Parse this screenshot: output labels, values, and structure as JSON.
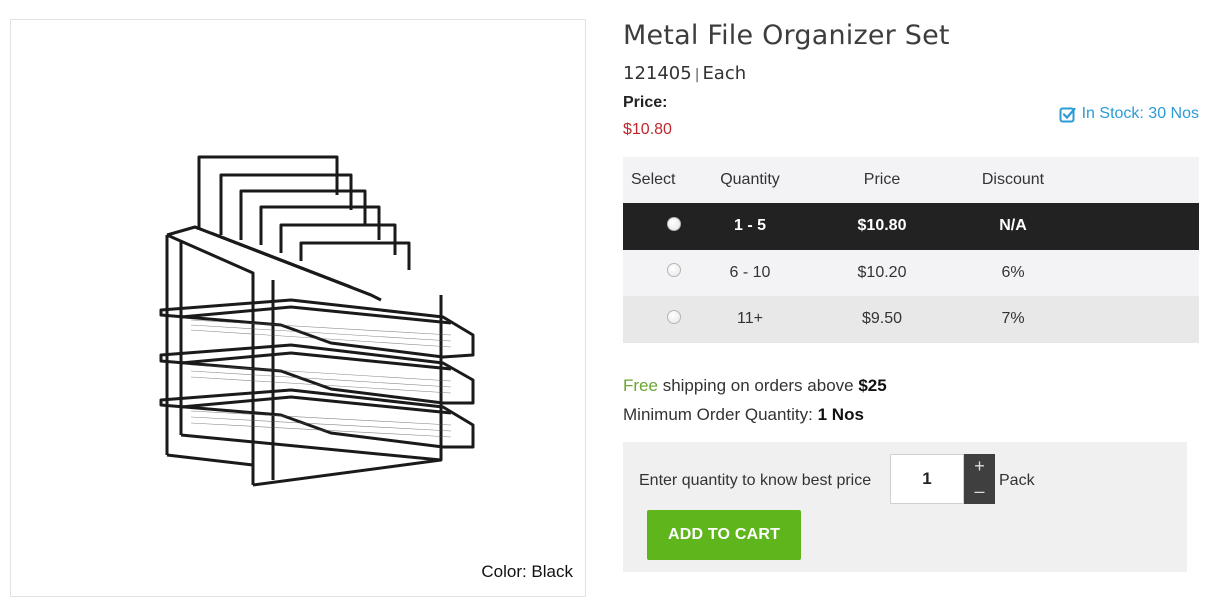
{
  "product": {
    "title": "Metal File Organizer Set",
    "sku": "121405",
    "sep": "|",
    "unit": "Each",
    "price_label": "Price:",
    "price": "$10.80",
    "color_text": "Color: Black",
    "image_icon": "file-organizer-image"
  },
  "stock": {
    "icon": "check-square-icon",
    "text": "In Stock: 30 Nos",
    "color": "#2b9bd6"
  },
  "tier_table": {
    "headers": [
      "Select",
      "Quantity",
      "Price",
      "Discount"
    ],
    "rows": [
      {
        "quantity": "1 - 5",
        "price": "$10.80",
        "discount": "N/A",
        "selected": true
      },
      {
        "quantity": "6 - 10",
        "price": "$10.20",
        "discount": "6%",
        "selected": false
      },
      {
        "quantity": "11+",
        "price": "$9.50",
        "discount": "7%",
        "selected": false
      }
    ]
  },
  "shipping": {
    "free": "Free",
    "text": " shipping on orders above ",
    "amount": "$25"
  },
  "moq": {
    "label": "Minimum Order Quantity: ",
    "value": "1 Nos"
  },
  "cart": {
    "prompt": "Enter quantity to know best price",
    "quantity": "1",
    "plus": "+",
    "minus": "–",
    "unit": "Pack",
    "button": "ADD TO CART",
    "button_color": "#5fb61c"
  },
  "colors": {
    "price_red": "#c0272d",
    "free_green": "#6aa531",
    "selected_row": "#222222"
  }
}
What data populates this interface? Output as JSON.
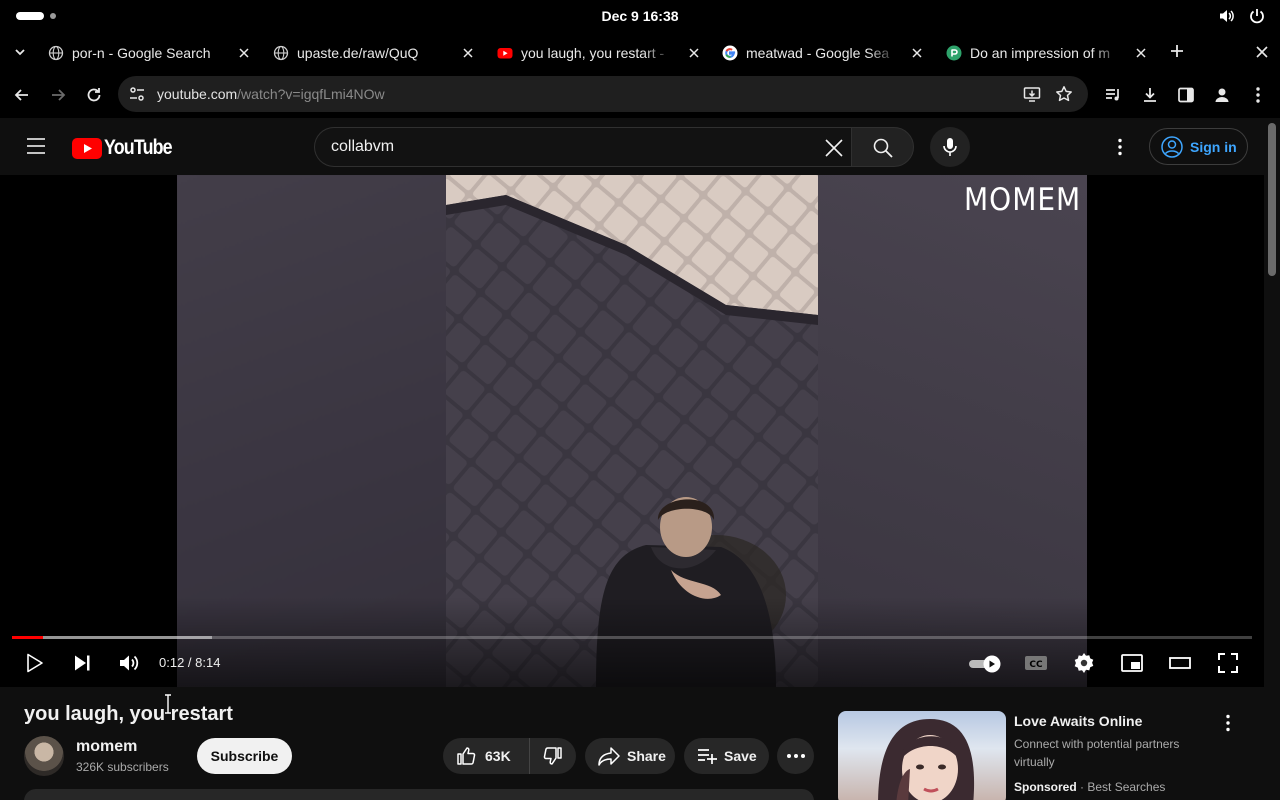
{
  "system": {
    "clock": "Dec 9  16:38"
  },
  "tabs": [
    {
      "title": "por-n - Google Search",
      "favicon": "globe-icon",
      "fade": false
    },
    {
      "title": "upaste.de/raw/QuQ",
      "favicon": "globe-icon",
      "fade": false
    },
    {
      "title": "you laugh, you restart -",
      "favicon": "youtube-icon",
      "fade": true
    },
    {
      "title": "meatwad - Google Sea",
      "favicon": "google-icon",
      "fade": true
    },
    {
      "title": "Do an impression of m",
      "favicon": "poe-icon",
      "fade": true
    }
  ],
  "omnibox": {
    "domain": "youtube.com",
    "path": "/watch?v=igqfLmi4NOw"
  },
  "youtube": {
    "logo_text": "YouTube",
    "search_value": "collabvm",
    "sign_in": "Sign in"
  },
  "player": {
    "watermark": "MOMEM",
    "time": "0:12 / 8:14",
    "played_fraction": 0.025,
    "buffered_fraction": 0.161
  },
  "video": {
    "title": "you laugh, you restart",
    "channel": "momem",
    "subscribers": "326K subscribers",
    "subscribe_label": "Subscribe",
    "likes": "63K",
    "share_label": "Share",
    "save_label": "Save"
  },
  "ad": {
    "title": "Love Awaits Online",
    "description": "Connect with potential partners virtually",
    "sponsored": "Sponsored",
    "separator": " · ",
    "advertiser": "Best Searches"
  },
  "colors": {
    "yt_red": "#ff0000",
    "link_blue": "#3ea6ff",
    "background": "#0f0f0f"
  }
}
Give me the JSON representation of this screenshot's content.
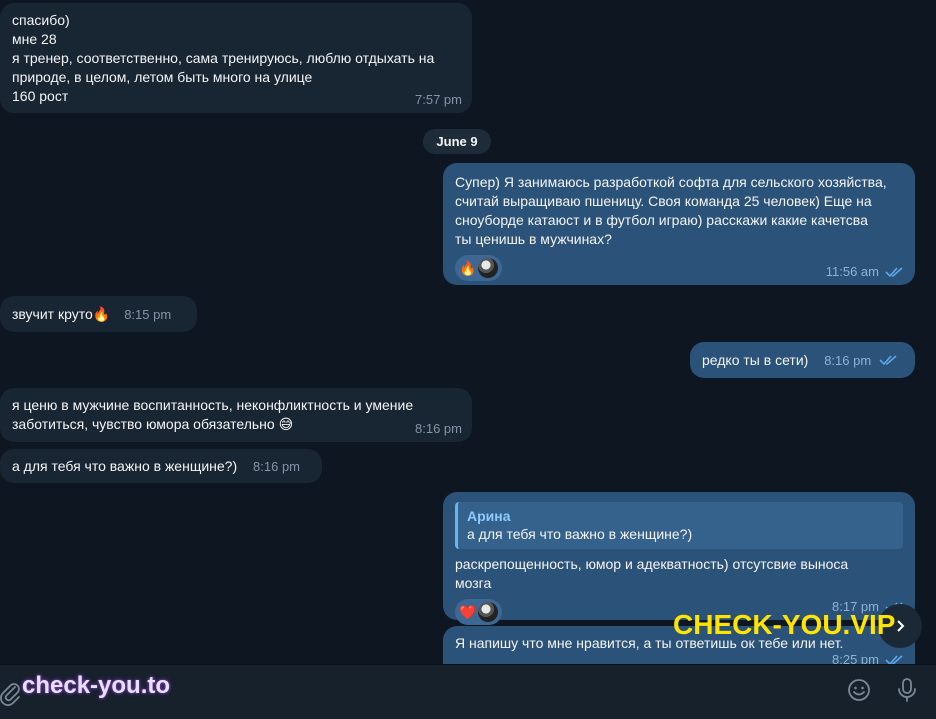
{
  "messages": {
    "m1": {
      "lines": [
        "спасибо)",
        "мне 28",
        "я тренер, соответственно, сама тренируюсь, люблю отдыхать на",
        "природе, в целом, летом быть много на улице",
        "160 рост"
      ],
      "time": "7:57 pm"
    },
    "date_divider": "June 9",
    "m2": {
      "lines": [
        "Супер) Я занимаюсь разработкой софта для сельского хозяйства,",
        "считай выращиваю пшеницу. Своя команда 25 человек) Еще на",
        "сноуборде катаюст и в футбол играю) расскажи какие качетсва",
        "ты ценишь в мужчинах?"
      ],
      "time": "11:56 am",
      "reaction_emoji": "🔥"
    },
    "m3": {
      "text": "звучит круто",
      "emoji": "🔥",
      "time": "8:15 pm"
    },
    "m4": {
      "text": "редко ты в сети)",
      "time": "8:16 pm"
    },
    "m5": {
      "lines": [
        "я ценю в мужчине воспитанность, неконфликтность и умение",
        "заботиться, чувство юмора обязательно"
      ],
      "emoji": "😅",
      "time": "8:16 pm"
    },
    "m6": {
      "text": "а для тебя что важно в женщине?)",
      "time": "8:16 pm"
    },
    "m7": {
      "reply_name": "Арина",
      "reply_text": "а для тебя что важно в женщине?)",
      "lines": [
        "раскрепощенность, юмор и адекватность) отсутсвие выноса",
        "мозга"
      ],
      "time": "8:17 pm",
      "reaction_emoji": "❤️"
    },
    "m8": {
      "text": "Я напишу что мне нравится, а ты ответишь ок тебе или нет.",
      "time": "8:25 pm"
    }
  },
  "watermark": "CHECK-YOU.VIP",
  "composer": {
    "placeholder": "",
    "brand": "check-you.to"
  },
  "colors": {
    "background": "#0e1621",
    "incoming": "#182533",
    "outgoing": "#2b5278",
    "watermark": "#ffe400"
  }
}
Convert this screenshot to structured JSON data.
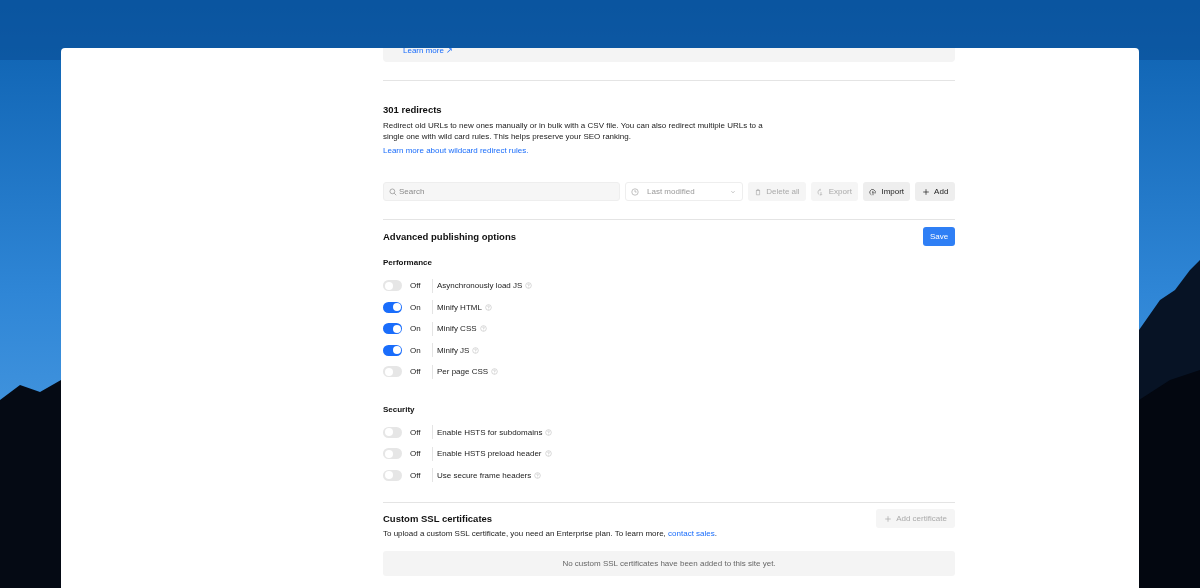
{
  "top_panel": {
    "link": "Learn more ↗"
  },
  "redirects": {
    "title": "301 redirects",
    "description": "Redirect old URLs to new ones manually or in bulk with a CSV file. You can also redirect multiple URLs to a single one with wild card rules. This helps preserve your SEO ranking.",
    "link": "Learn more about wildcard redirect rules.",
    "search": {
      "placeholder": "Search"
    },
    "sort": {
      "value": "Last modified"
    },
    "buttons": [
      {
        "kind": "delete",
        "label": "Delete all",
        "disabled": true
      },
      {
        "kind": "export",
        "label": "Export",
        "disabled": true
      },
      {
        "kind": "import",
        "label": "Import",
        "disabled": false
      },
      {
        "kind": "add",
        "label": "Add",
        "disabled": false
      }
    ]
  },
  "advanced": {
    "title": "Advanced publishing options",
    "save": "Save",
    "groups": [
      {
        "title": "Performance",
        "options": [
          {
            "state_label": "Off",
            "label": "Asynchronously load JS",
            "on": false
          },
          {
            "state_label": "On",
            "label": "Minify HTML",
            "on": true
          },
          {
            "state_label": "On",
            "label": "Minify CSS",
            "on": true
          },
          {
            "state_label": "On",
            "label": "Minify JS",
            "on": true
          },
          {
            "state_label": "Off",
            "label": "Per page CSS",
            "on": false
          }
        ]
      },
      {
        "title": "Security",
        "options": [
          {
            "state_label": "Off",
            "label": "Enable HSTS for subdomains",
            "on": false
          },
          {
            "state_label": "Off",
            "label": "Enable HSTS preload header",
            "on": false
          },
          {
            "state_label": "Off",
            "label": "Use secure frame headers",
            "on": false
          }
        ]
      }
    ]
  },
  "ssl": {
    "title": "Custom SSL certificates",
    "add_button": {
      "label": "Add certificate",
      "disabled": true
    },
    "link": "contact sales",
    "text_before": "To upload a custom SSL certificate, you need an Enterprise plan. To learn more, ",
    "text_after": ".",
    "empty": "No custom SSL certificates have been added to this site yet."
  }
}
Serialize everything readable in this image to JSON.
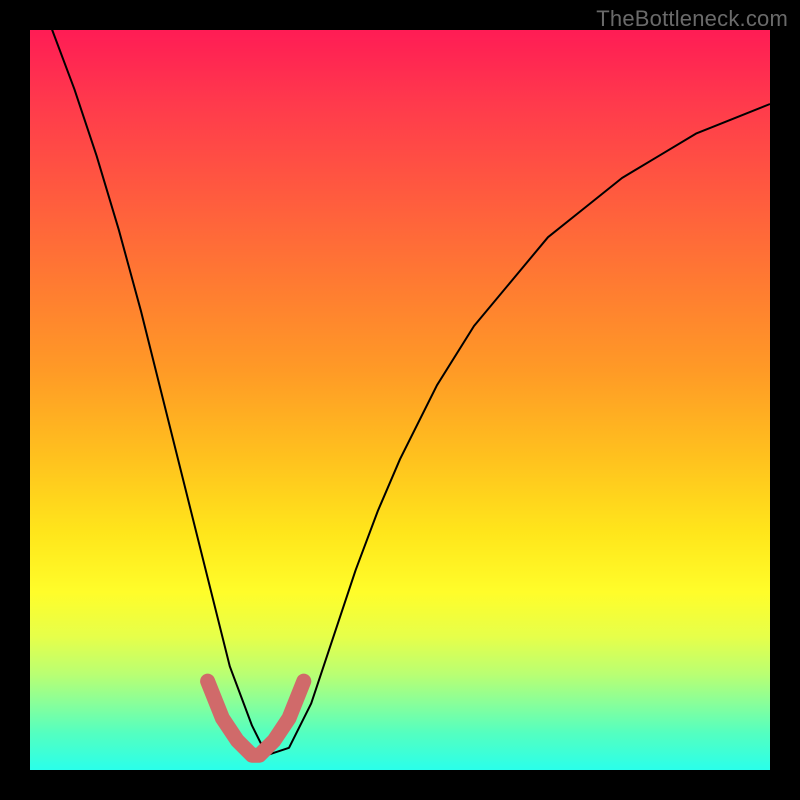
{
  "watermark": "TheBottleneck.com",
  "chart_data": {
    "type": "line",
    "title": "",
    "xlabel": "",
    "ylabel": "",
    "xlim": [
      0,
      1
    ],
    "ylim": [
      0,
      1
    ],
    "x": [
      0.0,
      0.03,
      0.06,
      0.09,
      0.12,
      0.15,
      0.18,
      0.21,
      0.24,
      0.27,
      0.3,
      0.32,
      0.35,
      0.38,
      0.41,
      0.44,
      0.47,
      0.5,
      0.55,
      0.6,
      0.65,
      0.7,
      0.75,
      0.8,
      0.85,
      0.9,
      0.95,
      1.0
    ],
    "values": [
      1.07,
      1.0,
      0.92,
      0.83,
      0.73,
      0.62,
      0.5,
      0.38,
      0.26,
      0.14,
      0.06,
      0.02,
      0.03,
      0.09,
      0.18,
      0.27,
      0.35,
      0.42,
      0.52,
      0.6,
      0.66,
      0.72,
      0.76,
      0.8,
      0.83,
      0.86,
      0.88,
      0.9
    ],
    "highlight_segment": {
      "x": [
        0.24,
        0.26,
        0.28,
        0.3,
        0.31,
        0.33,
        0.35,
        0.37
      ],
      "values": [
        0.12,
        0.07,
        0.04,
        0.02,
        0.02,
        0.04,
        0.07,
        0.12
      ]
    },
    "gradient_stops": [
      {
        "pos": 0.0,
        "color": "#ff1c55"
      },
      {
        "pos": 0.22,
        "color": "#ff5a3f"
      },
      {
        "pos": 0.46,
        "color": "#ff9a26"
      },
      {
        "pos": 0.68,
        "color": "#ffe61b"
      },
      {
        "pos": 0.82,
        "color": "#e6ff4a"
      },
      {
        "pos": 0.95,
        "color": "#54ffc0"
      },
      {
        "pos": 1.0,
        "color": "#2affea"
      }
    ]
  }
}
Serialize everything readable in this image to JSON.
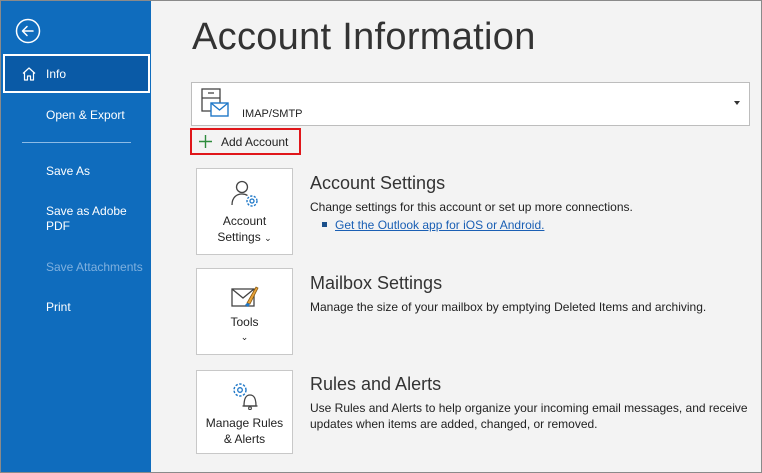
{
  "sidebar": {
    "info_label": "Info",
    "items": [
      {
        "label": "Open & Export"
      },
      {
        "label": "Save As"
      },
      {
        "label": "Save as Adobe PDF"
      },
      {
        "label": "Save Attachments"
      },
      {
        "label": "Print"
      }
    ]
  },
  "main": {
    "title": "Account Information",
    "account": {
      "label": "IMAP/SMTP"
    },
    "add_account_label": "Add Account",
    "sections": [
      {
        "tile_line1": "Account",
        "tile_line2": "Settings",
        "tile_chevron": "⌄",
        "title": "Account Settings",
        "description": "Change settings for this account or set up more connections.",
        "link": "Get the Outlook app for iOS or Android."
      },
      {
        "tile_line1": "Tools",
        "tile_chevron": "⌄",
        "title": "Mailbox Settings",
        "description": "Manage the size of your mailbox by emptying Deleted Items and archiving."
      },
      {
        "tile_line1": "Manage Rules",
        "tile_line2": "& Alerts",
        "title": "Rules and Alerts",
        "description": "Use Rules and Alerts to help organize your incoming email messages, and receive updates when items are added, changed, or removed."
      }
    ]
  },
  "colors": {
    "sidebar_bg": "#0f6cbd",
    "highlight_border": "#e0161a",
    "link": "#1a5fb4"
  },
  "icons": [
    "back-arrow-icon",
    "home-icon",
    "account-mailbox-icon",
    "plus-icon",
    "account-settings-icon",
    "tools-icon",
    "rules-alerts-icon"
  ]
}
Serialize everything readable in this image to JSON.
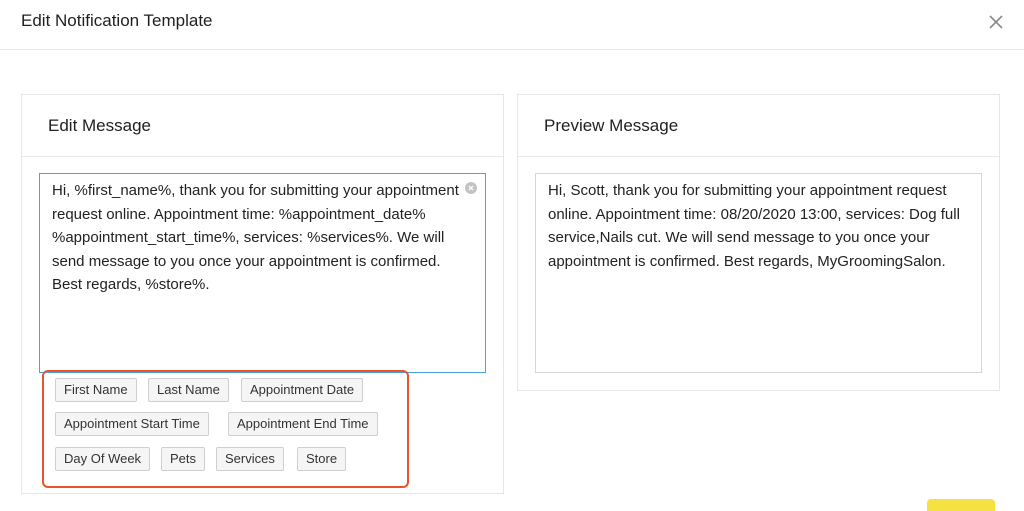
{
  "modal": {
    "title": "Edit Notification Template"
  },
  "edit_panel": {
    "title": "Edit Message",
    "message": "Hi, %first_name%, thank you for submitting your appointment request online. Appointment time: %appointment_date% %appointment_start_time%, services: %services%.  We will send message to you once your appointment is confirmed. Best regards, %store%."
  },
  "preview_panel": {
    "title": "Preview Message",
    "message": "Hi, Scott, thank you for submitting your appointment request online. Appointment time: 08/20/2020 13:00, services: Dog full service,Nails cut.  We will send message to you once your appointment is confirmed. Best regards, MyGroomingSalon."
  },
  "placeholder_tags": [
    "First Name",
    "Last Name",
    "Appointment Date",
    "Appointment Start Time",
    "Appointment End Time",
    "Day Of Week",
    "Pets",
    "Services",
    "Store"
  ],
  "icons": {
    "close": "close-icon",
    "clear": "clear-circle-icon"
  },
  "colors": {
    "highlight_border": "#e8542b",
    "input_focus_border": "#4aa3df",
    "action_button": "#f5e142"
  }
}
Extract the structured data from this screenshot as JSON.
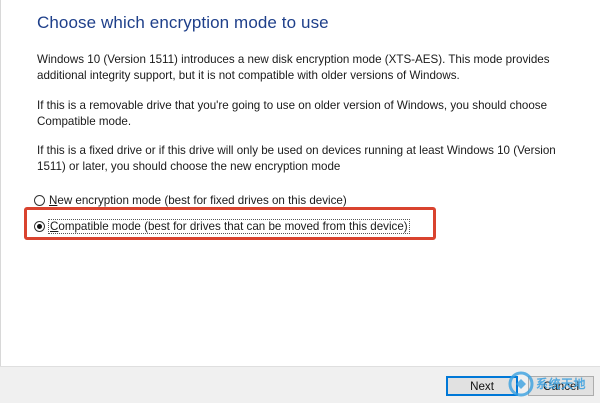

=-=-=-=-=

Given problem →
Count how many lines contain "send" and give only that count.

Exercise answer →
2